» **Data for processing**:
● ● ●

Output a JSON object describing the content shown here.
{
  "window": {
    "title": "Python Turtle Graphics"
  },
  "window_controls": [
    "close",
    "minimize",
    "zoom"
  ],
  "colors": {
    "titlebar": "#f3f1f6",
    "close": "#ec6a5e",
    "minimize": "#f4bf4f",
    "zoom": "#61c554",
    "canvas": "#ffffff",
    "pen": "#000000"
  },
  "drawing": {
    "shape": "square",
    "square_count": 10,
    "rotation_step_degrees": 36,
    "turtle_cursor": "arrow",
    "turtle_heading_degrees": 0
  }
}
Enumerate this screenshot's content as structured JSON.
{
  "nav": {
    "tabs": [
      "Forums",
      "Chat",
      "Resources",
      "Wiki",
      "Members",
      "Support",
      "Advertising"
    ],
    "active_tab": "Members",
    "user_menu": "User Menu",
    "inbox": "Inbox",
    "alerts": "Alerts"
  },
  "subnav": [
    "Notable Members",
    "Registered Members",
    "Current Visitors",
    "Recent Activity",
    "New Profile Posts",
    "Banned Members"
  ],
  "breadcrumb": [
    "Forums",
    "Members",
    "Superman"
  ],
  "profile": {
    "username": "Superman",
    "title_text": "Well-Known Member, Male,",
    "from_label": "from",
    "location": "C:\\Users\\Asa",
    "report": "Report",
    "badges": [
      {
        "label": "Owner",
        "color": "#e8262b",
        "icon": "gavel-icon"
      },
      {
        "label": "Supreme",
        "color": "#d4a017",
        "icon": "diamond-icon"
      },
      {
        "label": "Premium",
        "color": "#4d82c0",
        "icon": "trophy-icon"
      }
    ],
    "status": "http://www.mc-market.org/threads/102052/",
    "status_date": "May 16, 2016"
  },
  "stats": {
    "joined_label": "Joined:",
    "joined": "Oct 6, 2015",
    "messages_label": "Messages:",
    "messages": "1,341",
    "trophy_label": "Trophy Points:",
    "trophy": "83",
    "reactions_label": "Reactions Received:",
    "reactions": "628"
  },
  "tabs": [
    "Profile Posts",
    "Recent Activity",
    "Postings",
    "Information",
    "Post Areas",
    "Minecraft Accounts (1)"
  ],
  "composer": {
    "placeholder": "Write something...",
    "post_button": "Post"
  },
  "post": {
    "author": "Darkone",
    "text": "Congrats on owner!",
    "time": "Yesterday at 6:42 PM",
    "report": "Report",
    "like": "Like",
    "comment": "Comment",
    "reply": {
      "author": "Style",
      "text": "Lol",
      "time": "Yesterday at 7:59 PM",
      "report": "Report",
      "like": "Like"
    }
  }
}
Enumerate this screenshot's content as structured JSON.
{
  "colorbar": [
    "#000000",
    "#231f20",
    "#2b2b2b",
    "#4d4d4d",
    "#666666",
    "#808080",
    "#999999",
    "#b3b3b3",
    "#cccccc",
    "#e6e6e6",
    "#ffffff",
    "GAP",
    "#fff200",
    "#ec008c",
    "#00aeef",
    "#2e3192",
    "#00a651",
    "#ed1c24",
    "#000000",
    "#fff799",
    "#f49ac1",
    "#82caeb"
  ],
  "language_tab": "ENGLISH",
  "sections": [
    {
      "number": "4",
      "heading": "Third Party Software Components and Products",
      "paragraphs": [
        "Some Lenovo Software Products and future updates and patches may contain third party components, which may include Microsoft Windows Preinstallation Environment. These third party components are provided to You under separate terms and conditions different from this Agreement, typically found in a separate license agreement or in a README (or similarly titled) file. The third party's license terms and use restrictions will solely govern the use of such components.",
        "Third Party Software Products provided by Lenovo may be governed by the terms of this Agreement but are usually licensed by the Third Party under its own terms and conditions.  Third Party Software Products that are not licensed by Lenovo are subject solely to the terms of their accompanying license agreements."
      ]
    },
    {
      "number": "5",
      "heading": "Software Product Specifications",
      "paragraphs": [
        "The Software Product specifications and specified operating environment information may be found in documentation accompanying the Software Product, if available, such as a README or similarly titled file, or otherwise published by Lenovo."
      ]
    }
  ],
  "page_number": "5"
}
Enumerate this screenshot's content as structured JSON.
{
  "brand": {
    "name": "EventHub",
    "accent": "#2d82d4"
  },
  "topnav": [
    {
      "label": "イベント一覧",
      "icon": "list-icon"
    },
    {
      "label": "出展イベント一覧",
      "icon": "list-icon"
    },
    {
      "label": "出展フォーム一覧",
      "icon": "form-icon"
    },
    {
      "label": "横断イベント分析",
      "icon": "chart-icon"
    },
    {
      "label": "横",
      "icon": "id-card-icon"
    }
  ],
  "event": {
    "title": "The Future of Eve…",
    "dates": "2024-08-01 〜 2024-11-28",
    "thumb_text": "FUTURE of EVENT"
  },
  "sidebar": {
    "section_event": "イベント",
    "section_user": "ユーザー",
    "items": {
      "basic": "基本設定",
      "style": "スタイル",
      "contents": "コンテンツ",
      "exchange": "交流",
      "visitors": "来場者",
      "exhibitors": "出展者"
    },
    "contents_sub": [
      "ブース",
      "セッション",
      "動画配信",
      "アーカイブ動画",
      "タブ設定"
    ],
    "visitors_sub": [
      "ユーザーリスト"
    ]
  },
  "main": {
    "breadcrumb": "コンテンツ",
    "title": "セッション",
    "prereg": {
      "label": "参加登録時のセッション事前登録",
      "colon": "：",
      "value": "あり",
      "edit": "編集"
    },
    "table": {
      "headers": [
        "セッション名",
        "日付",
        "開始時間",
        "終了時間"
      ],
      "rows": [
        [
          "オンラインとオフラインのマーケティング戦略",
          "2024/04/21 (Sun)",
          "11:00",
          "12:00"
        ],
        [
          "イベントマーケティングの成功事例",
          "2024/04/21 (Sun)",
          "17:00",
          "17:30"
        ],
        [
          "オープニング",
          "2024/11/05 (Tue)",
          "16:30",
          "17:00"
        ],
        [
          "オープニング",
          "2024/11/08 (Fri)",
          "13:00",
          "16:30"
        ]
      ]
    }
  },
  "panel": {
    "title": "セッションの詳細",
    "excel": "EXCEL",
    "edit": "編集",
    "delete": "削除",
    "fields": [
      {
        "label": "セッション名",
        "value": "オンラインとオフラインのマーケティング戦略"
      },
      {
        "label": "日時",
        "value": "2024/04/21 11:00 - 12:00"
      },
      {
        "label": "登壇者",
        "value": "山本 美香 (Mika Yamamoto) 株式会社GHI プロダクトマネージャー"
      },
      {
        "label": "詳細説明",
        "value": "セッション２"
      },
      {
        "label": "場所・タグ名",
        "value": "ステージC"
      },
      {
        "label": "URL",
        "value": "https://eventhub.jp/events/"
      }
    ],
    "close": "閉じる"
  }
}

● ● ●

» **Exercise directions**:
Restate each record exactly as written.

» **The result**:
Output a JSON object describing the content shown here.
{
  "window": {
    "title": "Python Turtle Graphics"
  },
  "window_controls": [
    "close",
    "minimize",
    "zoom"
  ],
  "colors": {
    "titlebar": "#f3f1f6",
    "close": "#ec6a5e",
    "minimize": "#f4bf4f",
    "zoom": "#61c554",
    "canvas": "#ffffff",
    "pen": "#000000"
  },
  "drawing": {
    "shape": "square",
    "square_count": 10,
    "rotation_step_degrees": 36,
    "turtle_cursor": "arrow",
    "turtle_heading_degrees": 0
  }
}
Enumerate this screenshot's content as structured JSON.
{
  "nav": {
    "tabs": [
      "Forums",
      "Chat",
      "Resources",
      "Wiki",
      "Members",
      "Support",
      "Advertising"
    ],
    "active_tab": "Members",
    "user_menu": "User Menu",
    "inbox": "Inbox",
    "alerts": "Alerts"
  },
  "subnav": [
    "Notable Members",
    "Registered Members",
    "Current Visitors",
    "Recent Activity",
    "New Profile Posts",
    "Banned Members"
  ],
  "breadcrumb": [
    "Forums",
    "Members",
    "Superman"
  ],
  "profile": {
    "username": "Superman",
    "title_text": "Well-Known Member, Male,",
    "from_label": "from",
    "location": "C:\\Users\\Asa",
    "report": "Report",
    "badges": [
      {
        "label": "Owner",
        "color": "#e8262b",
        "icon": "gavel-icon"
      },
      {
        "label": "Supreme",
        "color": "#d4a017",
        "icon": "diamond-icon"
      },
      {
        "label": "Premium",
        "color": "#4d82c0",
        "icon": "trophy-icon"
      }
    ],
    "status": "http://www.mc-market.org/threads/102052/",
    "status_date": "May 16, 2016"
  },
  "stats": {
    "joined_label": "Joined:",
    "joined": "Oct 6, 2015",
    "messages_label": "Messages:",
    "messages": "1,341",
    "trophy_label": "Trophy Points:",
    "trophy": "83",
    "reactions_label": "Reactions Received:",
    "reactions": "628"
  },
  "tabs": [
    "Profile Posts",
    "Recent Activity",
    "Postings",
    "Information",
    "Post Areas",
    "Minecraft Accounts (1)"
  ],
  "composer": {
    "placeholder": "Write something...",
    "post_button": "Post"
  },
  "post": {
    "author": "Darkone",
    "text": "Congrats on owner!",
    "time": "Yesterday at 6:42 PM",
    "report": "Report",
    "like": "Like",
    "comment": "Comment",
    "reply": {
      "author": "Style",
      "text": "Lol",
      "time": "Yesterday at 7:59 PM",
      "report": "Report",
      "like": "Like"
    }
  }
}
Enumerate this screenshot's content as structured JSON.
{
  "colorbar": [
    "#000000",
    "#231f20",
    "#2b2b2b",
    "#4d4d4d",
    "#666666",
    "#808080",
    "#999999",
    "#b3b3b3",
    "#cccccc",
    "#e6e6e6",
    "#ffffff",
    "GAP",
    "#fff200",
    "#ec008c",
    "#00aeef",
    "#2e3192",
    "#00a651",
    "#ed1c24",
    "#000000",
    "#fff799",
    "#f49ac1",
    "#82caeb"
  ],
  "language_tab": "ENGLISH",
  "sections": [
    {
      "number": "4",
      "heading": "Third Party Software Components and Products",
      "paragraphs": [
        "Some Lenovo Software Products and future updates and patches may contain third party components, which may include Microsoft Windows Preinstallation Environment. These third party components are provided to You under separate terms and conditions different from this Agreement, typically found in a separate license agreement or in a README (or similarly titled) file. The third party's license terms and use restrictions will solely govern the use of such components.",
        "Third Party Software Products provided by Lenovo may be governed by the terms of this Agreement but are usually licensed by the Third Party under its own terms and conditions.  Third Party Software Products that are not licensed by Lenovo are subject solely to the terms of their accompanying license agreements."
      ]
    },
    {
      "number": "5",
      "heading": "Software Product Specifications",
      "paragraphs": [
        "The Software Product specifications and specified operating environment information may be found in documentation accompanying the Software Product, if available, such as a README or similarly titled file, or otherwise published by Lenovo."
      ]
    }
  ],
  "page_number": "5"
}
Enumerate this screenshot's content as structured JSON.
{
  "brand": {
    "name": "EventHub",
    "accent": "#2d82d4"
  },
  "topnav": [
    {
      "label": "イベント一覧",
      "icon": "list-icon"
    },
    {
      "label": "出展イベント一覧",
      "icon": "list-icon"
    },
    {
      "label": "出展フォーム一覧",
      "icon": "form-icon"
    },
    {
      "label": "横断イベント分析",
      "icon": "chart-icon"
    },
    {
      "label": "横",
      "icon": "id-card-icon"
    }
  ],
  "event": {
    "title": "The Future of Eve…",
    "dates": "2024-08-01 〜 2024-11-28",
    "thumb_text": "FUTURE of EVENT"
  },
  "sidebar": {
    "section_event": "イベント",
    "section_user": "ユーザー",
    "items": {
      "basic": "基本設定",
      "style": "スタイル",
      "contents": "コンテンツ",
      "exchange": "交流",
      "visitors": "来場者",
      "exhibitors": "出展者"
    },
    "contents_sub": [
      "ブース",
      "セッション",
      "動画配信",
      "アーカイブ動画",
      "タブ設定"
    ],
    "visitors_sub": [
      "ユーザーリスト"
    ]
  },
  "main": {
    "breadcrumb": "コンテンツ",
    "title": "セッション",
    "prereg": {
      "label": "参加登録時のセッション事前登録",
      "colon": "：",
      "value": "あり",
      "edit": "編集"
    },
    "table": {
      "headers": [
        "セッション名",
        "日付",
        "開始時間",
        "終了時間"
      ],
      "rows": [
        [
          "オンラインとオフラインのマーケティング戦略",
          "2024/04/21 (Sun)",
          "11:00",
          "12:00"
        ],
        [
          "イベントマーケティングの成功事例",
          "2024/04/21 (Sun)",
          "17:00",
          "17:30"
        ],
        [
          "オープニング",
          "2024/11/05 (Tue)",
          "16:30",
          "17:00"
        ],
        [
          "オープニング",
          "2024/11/08 (Fri)",
          "13:00",
          "16:30"
        ]
      ]
    }
  },
  "panel": {
    "title": "セッションの詳細",
    "excel": "EXCEL",
    "edit": "編集",
    "delete": "削除",
    "fields": [
      {
        "label": "セッション名",
        "value": "オンラインとオフラインのマーケティング戦略"
      },
      {
        "label": "日時",
        "value": "2024/04/21 11:00 - 12:00"
      },
      {
        "label": "登壇者",
        "value": "山本 美香 (Mika Yamamoto) 株式会社GHI プロダクトマネージャー"
      },
      {
        "label": "詳細説明",
        "value": "セッション２"
      },
      {
        "label": "場所・タグ名",
        "value": "ステージC"
      },
      {
        "label": "URL",
        "value": "https://eventhub.jp/events/"
      }
    ],
    "close": "閉じる"
  }
}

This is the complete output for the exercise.